Available records:
(begin)

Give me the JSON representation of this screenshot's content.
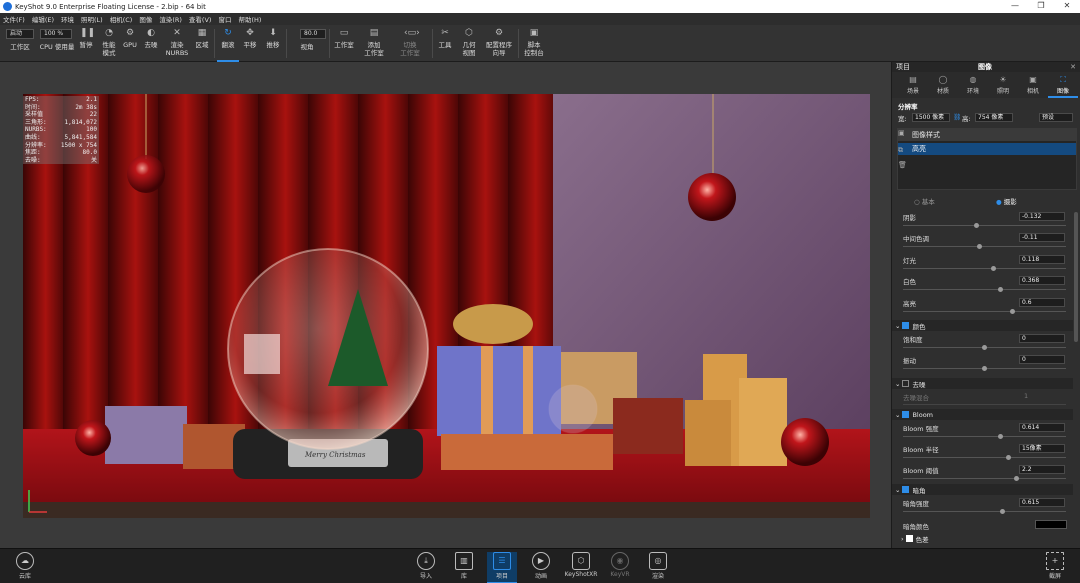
{
  "window": {
    "title": "KeyShot 9.0 Enterprise Floating License  - 2.bip  - 64 bit",
    "min_icon": "minimize-icon",
    "max_icon": "maximize-icon",
    "close_icon": "close-icon",
    "min": "—",
    "max": "❐",
    "close": "✕"
  },
  "menu": [
    "文件(F)",
    "编辑(E)",
    "环境",
    "照明(L)",
    "相机(C)",
    "图像",
    "渲染(R)",
    "查看(V)",
    "窗口",
    "帮助(H)"
  ],
  "toolbar": {
    "workspace_select": "启动",
    "zoom_select": "100 %",
    "workspace_label": "工作区",
    "cpu_label": "CPU 使用量",
    "pause_label": "暂停",
    "perf_label": "性能\n模式",
    "gpu_label": "GPU",
    "denoise_label": "去噪",
    "nurbs_label": "渲染\nNURBS",
    "region_label": "区域",
    "tumble_label": "翻滚",
    "pan_label": "平移",
    "dolly_label": "推移",
    "fov_value": "80.0",
    "fov_label": "视角",
    "studio_label": "工作室",
    "add_studio_label": "添加\n工作室",
    "switch_studio_label": "切换\n工作室",
    "tools_label": "工具",
    "geometry_label": "几何\n视图",
    "config_label": "配置程序\n向导",
    "script_label": "脚本\n控制台"
  },
  "stats": [
    {
      "k": "FPS:",
      "v": "2.1"
    },
    {
      "k": "时间:",
      "v": "2m 38s"
    },
    {
      "k": "采样值",
      "v": "22"
    },
    {
      "k": "三角形:",
      "v": "1,814,072"
    },
    {
      "k": "NURBS:",
      "v": "100"
    },
    {
      "k": "曲线:",
      "v": "5,841,584"
    },
    {
      "k": "分辨率:",
      "v": "1500 x 754"
    },
    {
      "k": "焦距:",
      "v": "80.0"
    },
    {
      "k": "去噪:",
      "v": "关"
    }
  ],
  "render_text": {
    "plaque": "Merry Christmas"
  },
  "panel": {
    "header_left": "项目",
    "header_title": "图像",
    "tabs": [
      {
        "label": "场景",
        "icon": "scene-icon",
        "glyph": "▤"
      },
      {
        "label": "材质",
        "icon": "material-icon",
        "glyph": "◯"
      },
      {
        "label": "环境",
        "icon": "environment-icon",
        "glyph": "◍"
      },
      {
        "label": "照明",
        "icon": "lighting-icon",
        "glyph": "☀"
      },
      {
        "label": "相机",
        "icon": "camera-icon",
        "glyph": "▣"
      },
      {
        "label": "图像",
        "icon": "image-icon",
        "glyph": "⛶"
      }
    ],
    "resolution_label": "分辨率",
    "width_label": "宽:",
    "width_value": "1500 像素",
    "height_label": "高:",
    "height_value": "754 像素",
    "preset_label": "预设",
    "style_list_label": "图像样式",
    "style_item": "高亮",
    "mode_basic": "基本",
    "mode_photo": "摄影",
    "sliders": [
      {
        "label": "阴影",
        "value": "-0.132",
        "pos": 0.45
      },
      {
        "label": "中间色调",
        "value": "-0.11",
        "pos": 0.47
      },
      {
        "label": "灯光",
        "value": "0.118",
        "pos": 0.56
      },
      {
        "label": "白色",
        "value": "0.368",
        "pos": 0.6
      },
      {
        "label": "高亮",
        "value": "0.6",
        "pos": 0.68
      }
    ],
    "color_section": "颜色",
    "color_sliders": [
      {
        "label": "饱和度",
        "value": "0",
        "pos": 0.5
      },
      {
        "label": "振动",
        "value": "0",
        "pos": 0.5
      }
    ],
    "haze_section": "去噪",
    "haze_label": "去噪混合",
    "haze_value": "1",
    "bloom_section": "Bloom",
    "bloom_sliders": [
      {
        "label": "Bloom 强度",
        "value": "0.614",
        "pos": 0.6
      },
      {
        "label": "Bloom 半径",
        "value": "15像素",
        "pos": 0.65
      },
      {
        "label": "Bloom 阈值",
        "value": "2.2",
        "pos": 0.7
      }
    ],
    "vignette_section": "暗角",
    "vignette_label": "暗角强度",
    "vignette_value": "0.615",
    "vignette_color_label": "暗角颜色",
    "chroma_section": "色差"
  },
  "bottom": {
    "library": "云库",
    "import": "导入",
    "lib": "库",
    "project": "项目",
    "animation": "动画",
    "keyshotxr": "KeyShotXR",
    "keyvr": "KeyVR",
    "render": "渲染",
    "screenshot": "截屏"
  }
}
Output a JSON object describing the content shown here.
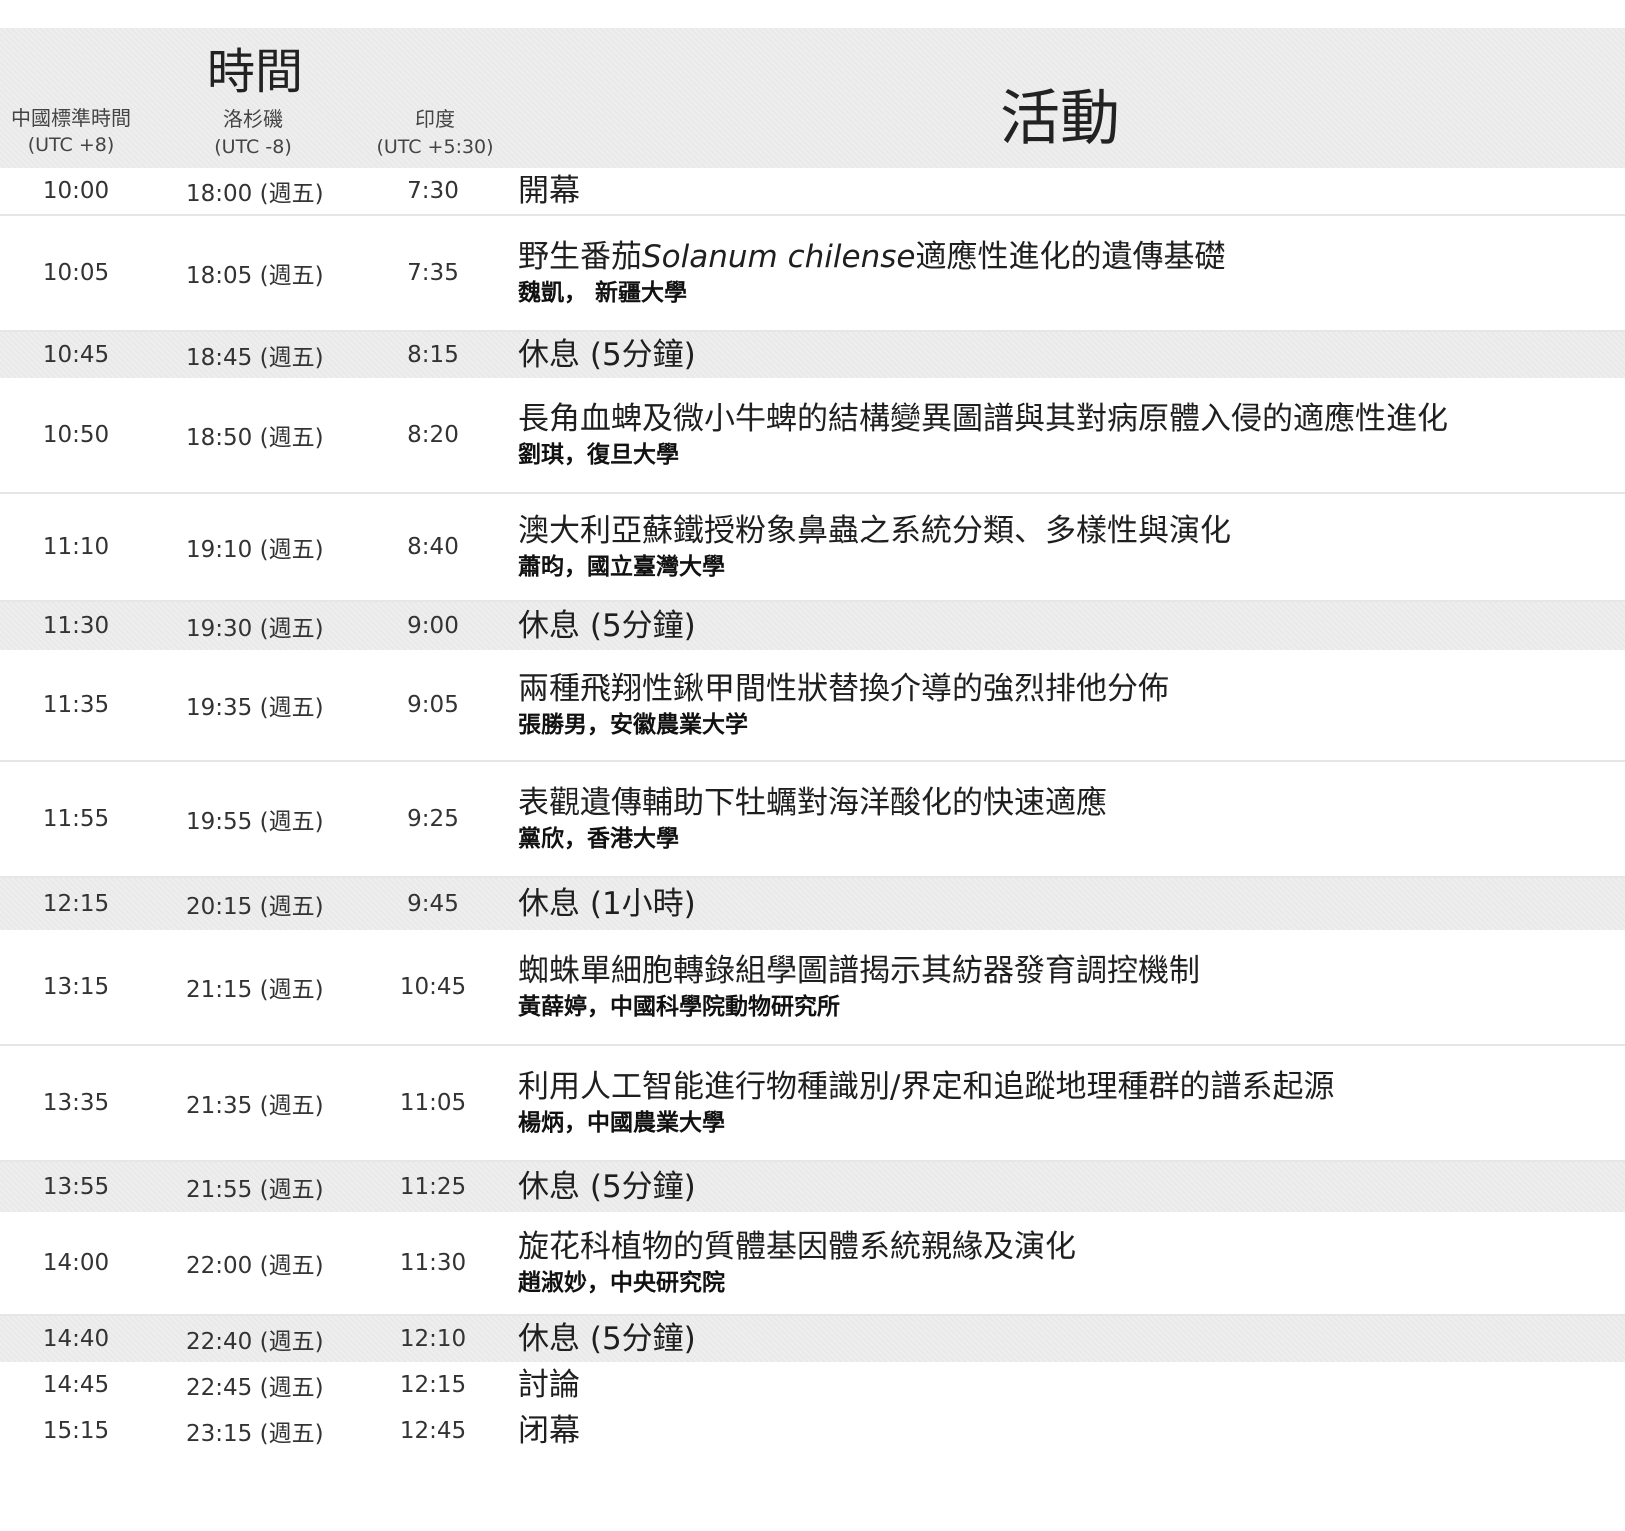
{
  "header": {
    "time_title": "時間",
    "activity_title": "活動",
    "col_china_label": "中國標準時間",
    "col_china_tz": "(UTC +8)",
    "col_la_label": "洛杉磯",
    "col_la_tz": "(UTC -8)",
    "col_india_label": "印度",
    "col_india_tz": "(UTC +5:30)"
  },
  "rows": [
    {
      "china": "10:00",
      "la": "18:00 (週五)",
      "india": "7:30",
      "title": "開幕",
      "speaker": "",
      "kind": "plain"
    },
    {
      "china": "10:05",
      "la": "18:05 (週五)",
      "india": "7:35",
      "title_before": "野生番茄",
      "title_italic": "Solanum chilense",
      "title_after": "適應性進化的遺傳基礎",
      "speaker": "魏凱， 新疆大學",
      "kind": "talk"
    },
    {
      "china": "10:45",
      "la": "18:45 (週五)",
      "india": "8:15",
      "title": "休息 (5分鐘)",
      "speaker": "",
      "kind": "break"
    },
    {
      "china": "10:50",
      "la": "18:50 (週五)",
      "india": "8:20",
      "title": "長角血蜱及微小牛蜱的結構變異圖譜與其對病原體入侵的適應性進化",
      "speaker": "劉琪，復旦大學",
      "kind": "talk"
    },
    {
      "china": "11:10",
      "la": "19:10 (週五)",
      "india": "8:40",
      "title": "澳大利亞蘇鐵授粉象鼻蟲之系統分類、多樣性與演化",
      "speaker": "蕭昀，國立臺灣大學",
      "kind": "talk"
    },
    {
      "china": "11:30",
      "la": "19:30 (週五)",
      "india": "9:00",
      "title": "休息 (5分鐘)",
      "speaker": "",
      "kind": "break"
    },
    {
      "china": "11:35",
      "la": "19:35 (週五)",
      "india": "9:05",
      "title": "兩種飛翔性鍬甲間性狀替換介導的強烈排他分佈",
      "speaker": "張勝男，安徽農業大学",
      "kind": "talk"
    },
    {
      "china": "11:55",
      "la": "19:55 (週五)",
      "india": "9:25",
      "title": "表觀遺傳輔助下牡蠣對海洋酸化的快速適應",
      "speaker": "黨欣，香港大學",
      "kind": "talk"
    },
    {
      "china": "12:15",
      "la": "20:15 (週五)",
      "india": "9:45",
      "title": "休息 (1小時)",
      "speaker": "",
      "kind": "break"
    },
    {
      "china": "13:15",
      "la": "21:15 (週五)",
      "india": "10:45",
      "title": "蜘蛛單細胞轉錄組學圖譜揭示其紡器發育調控機制",
      "speaker": "黃薛婷，中國科學院動物研究所",
      "kind": "talk"
    },
    {
      "china": "13:35",
      "la": "21:35 (週五)",
      "india": "11:05",
      "title": "利用人工智能進行物種識別/界定和追蹤地理種群的譜系起源",
      "speaker": "楊炳，中國農業大學",
      "kind": "talk"
    },
    {
      "china": "13:55",
      "la": "21:55 (週五)",
      "india": "11:25",
      "title": "休息 (5分鐘)",
      "speaker": "",
      "kind": "break"
    },
    {
      "china": "14:00",
      "la": "22:00 (週五)",
      "india": "11:30",
      "title": "旋花科植物的質體基因體系統親緣及演化",
      "speaker": "趙淑妙，中央研究院",
      "kind": "talk"
    },
    {
      "china": "14:40",
      "la": "22:40 (週五)",
      "india": "12:10",
      "title": "休息 (5分鐘)",
      "speaker": "",
      "kind": "break"
    },
    {
      "china": "14:45",
      "la": "22:45 (週五)",
      "india": "12:15",
      "title": "討論",
      "speaker": "",
      "kind": "plain"
    },
    {
      "china": "15:15",
      "la": "23:15 (週五)",
      "india": "12:45",
      "title": "闭幕",
      "speaker": "",
      "kind": "plain"
    }
  ]
}
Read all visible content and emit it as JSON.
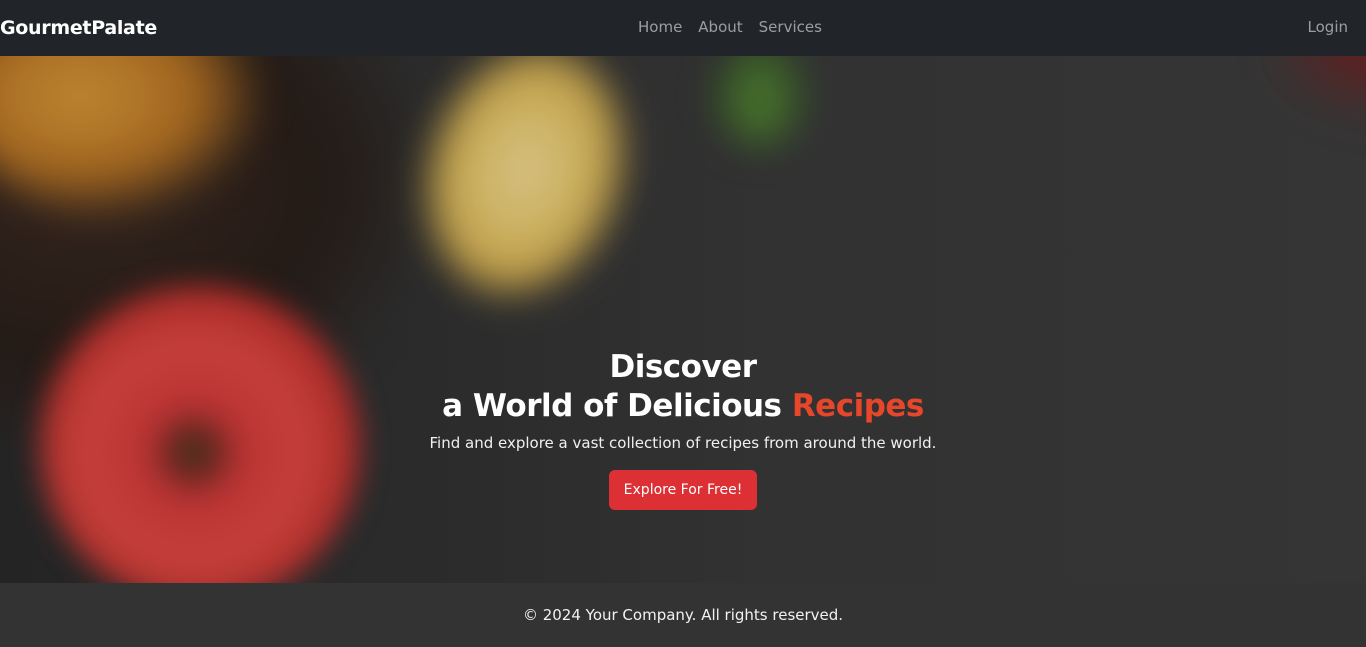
{
  "navbar": {
    "brand": "GourmetPalate",
    "links": [
      "Home",
      "About",
      "Services"
    ],
    "login": "Login"
  },
  "hero": {
    "title_line1": "Discover",
    "title_line2_prefix": "a World of Delicious ",
    "title_line2_accent": "Recipes",
    "subtitle": "Find and explore a vast collection of recipes from around the world.",
    "cta_label": "Explore For Free!"
  },
  "footer": {
    "text": "© 2024 Your Company. All rights reserved."
  },
  "colors": {
    "navbar_bg": "#212529",
    "accent": "#e8462a",
    "cta_bg": "#dc3035",
    "footer_bg": "#333333"
  }
}
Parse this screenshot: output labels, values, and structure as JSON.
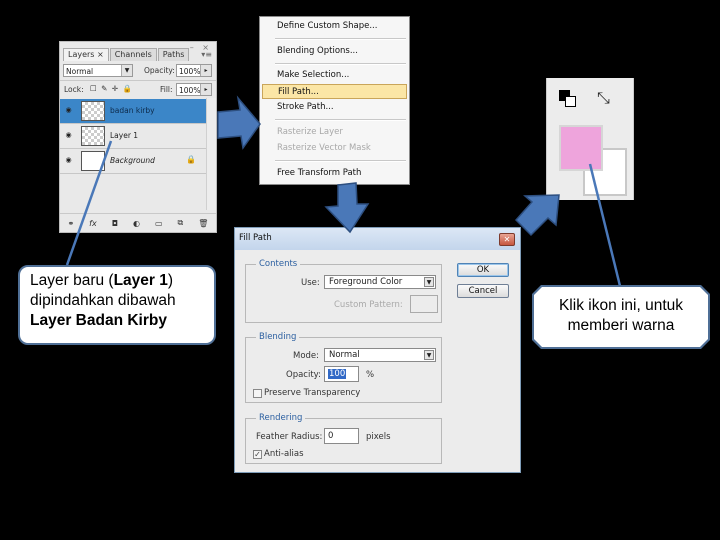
{
  "layers_panel": {
    "tabs": [
      {
        "label": "Layers ×",
        "active": true
      },
      {
        "label": "Channels",
        "active": false
      },
      {
        "label": "Paths",
        "active": false
      }
    ],
    "window_controls": "– ×",
    "menu_icon": "▾≡",
    "blend_mode": "Normal",
    "opacity_label": "Opacity:",
    "opacity_value": "100%",
    "lock_label": "Lock:",
    "lock_icons": "☐ ✎ ✛ 🔒",
    "fill_label": "Fill:",
    "fill_value": "100%",
    "layers": [
      {
        "name": "badan kirby",
        "selected": true,
        "thumb": "transparent",
        "locked": false
      },
      {
        "name": "Layer 1",
        "selected": false,
        "thumb": "transparent",
        "locked": false
      },
      {
        "name": "Background",
        "selected": false,
        "thumb": "white",
        "locked": true
      }
    ],
    "bottom_icons": [
      "link-icon",
      "fx-icon",
      "mask-icon",
      "adjustment-icon",
      "group-icon",
      "new-layer-icon",
      "trash-icon"
    ],
    "bottom_glyphs": [
      "⚭",
      "fx",
      "◘",
      "◐",
      "▭",
      "⧉",
      "🗑"
    ]
  },
  "context_menu": {
    "items": [
      {
        "label": "Define Custom Shape...",
        "disabled": false,
        "highlight": false
      },
      {
        "label": "Blending Options...",
        "disabled": false,
        "highlight": false
      },
      {
        "label": "Make Selection...",
        "disabled": false,
        "highlight": false
      },
      {
        "label": "Fill Path...",
        "disabled": false,
        "highlight": true
      },
      {
        "label": "Stroke Path...",
        "disabled": false,
        "highlight": false
      },
      {
        "label": "Rasterize Layer",
        "disabled": true,
        "highlight": false
      },
      {
        "label": "Rasterize Vector Mask",
        "disabled": true,
        "highlight": false
      },
      {
        "label": "Free Transform Path",
        "disabled": false,
        "highlight": false
      }
    ]
  },
  "color_swatches": {
    "foreground_color": "#eea4dc",
    "background_color": "#ffffff",
    "swap_glyph": "⤡",
    "default_colors_label": "default-colors-icon"
  },
  "fill_path_dialog": {
    "title": "Fill Path",
    "close_glyph": "✕",
    "ok_label": "OK",
    "cancel_label": "Cancel",
    "contents": {
      "legend": "Contents",
      "use_label": "Use:",
      "use_value": "Foreground Color",
      "custom_pattern_label": "Custom Pattern:"
    },
    "blending": {
      "legend": "Blending",
      "mode_label": "Mode:",
      "mode_value": "Normal",
      "opacity_label": "Opacity:",
      "opacity_value": "100",
      "opacity_unit": "%",
      "preserve_transparency_label": "Preserve Transparency",
      "preserve_transparency_checked": false
    },
    "rendering": {
      "legend": "Rendering",
      "feather_label": "Feather Radius:",
      "feather_value": "0",
      "feather_unit": "pixels",
      "antialias_label": "Anti-alias",
      "antialias_checked": true
    }
  },
  "callouts": {
    "left": {
      "part1": "Layer baru (",
      "part2": "Layer 1",
      "part3": ")",
      "line2": "dipindahkan dibawah",
      "line3": "Layer Badan Kirby"
    },
    "right": {
      "line1": "Klik ikon ini, untuk",
      "line2": "memberi warna"
    }
  },
  "colors": {
    "arrow_fill": "#4a78b8",
    "arrow_stroke": "#2d4f80",
    "callout_border": "#4f6f96",
    "selection_blue": "#3b86c8",
    "menu_highlight": "#fbe6a6"
  }
}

(end)

What the exercise asks:
Check each line above for "n工作室" and return the ones that have it.

Response to the exercise:
    "add_studio_label": "添加\n工作室",
    "switch_studio_label": "切换\n工作室",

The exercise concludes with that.